» STATED EXERCISE: Repeat the material verbatim and drop the pictures.

» RECORDS:

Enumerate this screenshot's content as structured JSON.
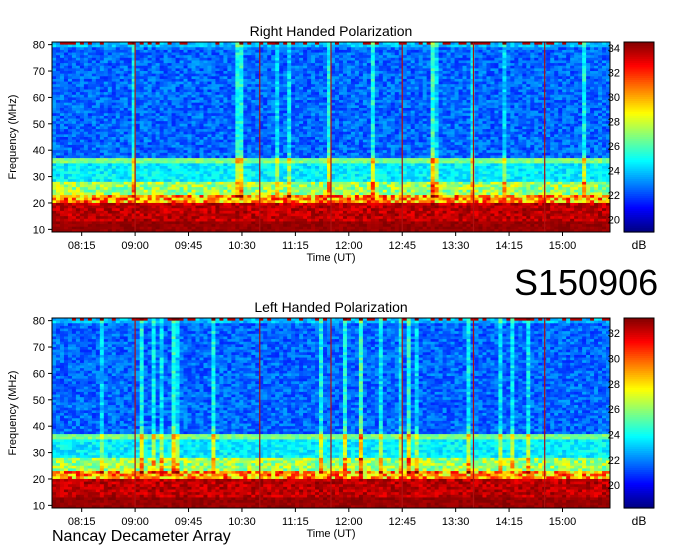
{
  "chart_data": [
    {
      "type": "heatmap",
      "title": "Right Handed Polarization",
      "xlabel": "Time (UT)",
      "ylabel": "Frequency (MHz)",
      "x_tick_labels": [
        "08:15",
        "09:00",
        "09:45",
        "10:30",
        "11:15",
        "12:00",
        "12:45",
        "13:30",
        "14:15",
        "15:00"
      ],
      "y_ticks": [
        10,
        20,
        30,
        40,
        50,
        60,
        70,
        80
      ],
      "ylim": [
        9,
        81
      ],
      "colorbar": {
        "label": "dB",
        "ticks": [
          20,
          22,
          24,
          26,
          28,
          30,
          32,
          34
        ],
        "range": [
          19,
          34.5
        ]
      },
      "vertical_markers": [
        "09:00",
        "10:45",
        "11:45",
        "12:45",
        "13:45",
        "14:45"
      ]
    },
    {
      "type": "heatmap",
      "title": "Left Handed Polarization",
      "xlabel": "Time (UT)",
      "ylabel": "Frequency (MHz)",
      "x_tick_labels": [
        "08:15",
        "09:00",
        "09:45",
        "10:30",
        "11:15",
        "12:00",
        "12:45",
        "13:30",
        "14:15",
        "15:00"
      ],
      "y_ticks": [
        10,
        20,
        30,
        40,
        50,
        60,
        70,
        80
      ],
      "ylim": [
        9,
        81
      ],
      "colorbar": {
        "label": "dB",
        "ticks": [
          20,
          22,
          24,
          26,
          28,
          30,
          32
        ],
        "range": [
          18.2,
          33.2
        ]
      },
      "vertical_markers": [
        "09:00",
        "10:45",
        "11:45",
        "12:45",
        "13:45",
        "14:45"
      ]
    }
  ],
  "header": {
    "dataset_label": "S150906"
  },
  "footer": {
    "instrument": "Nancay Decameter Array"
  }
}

» OUTPUT FOR THIS TASK:
Enumerate this screenshot's content as structured JSON.
{
  "chart_data": [
    {
      "type": "heatmap",
      "title": "Right Handed Polarization",
      "xlabel": "Time (UT)",
      "ylabel": "Frequency (MHz)",
      "x_tick_labels": [
        "08:15",
        "09:00",
        "09:45",
        "10:30",
        "11:15",
        "12:00",
        "12:45",
        "13:30",
        "14:15",
        "15:00"
      ],
      "y_ticks": [
        10,
        20,
        30,
        40,
        50,
        60,
        70,
        80
      ],
      "ylim": [
        9,
        81
      ],
      "colorbar": {
        "label": "dB",
        "ticks": [
          20,
          22,
          24,
          26,
          28,
          30,
          32,
          34
        ],
        "range": [
          19,
          34.5
        ]
      },
      "vertical_markers": [
        "09:00",
        "10:45",
        "11:45",
        "12:45",
        "13:45",
        "14:45"
      ]
    },
    {
      "type": "heatmap",
      "title": "Left Handed Polarization",
      "xlabel": "Time (UT)",
      "ylabel": "Frequency (MHz)",
      "x_tick_labels": [
        "08:15",
        "09:00",
        "09:45",
        "10:30",
        "11:15",
        "12:00",
        "12:45",
        "13:30",
        "14:15",
        "15:00"
      ],
      "y_ticks": [
        10,
        20,
        30,
        40,
        50,
        60,
        70,
        80
      ],
      "ylim": [
        9,
        81
      ],
      "colorbar": {
        "label": "dB",
        "ticks": [
          20,
          22,
          24,
          26,
          28,
          30,
          32
        ],
        "range": [
          18.2,
          33.2
        ]
      },
      "vertical_markers": [
        "09:00",
        "10:45",
        "11:45",
        "12:45",
        "13:45",
        "14:45"
      ]
    }
  ],
  "header": {
    "dataset_label": "S150906"
  },
  "footer": {
    "instrument": "Nancay Decameter Array"
  }
}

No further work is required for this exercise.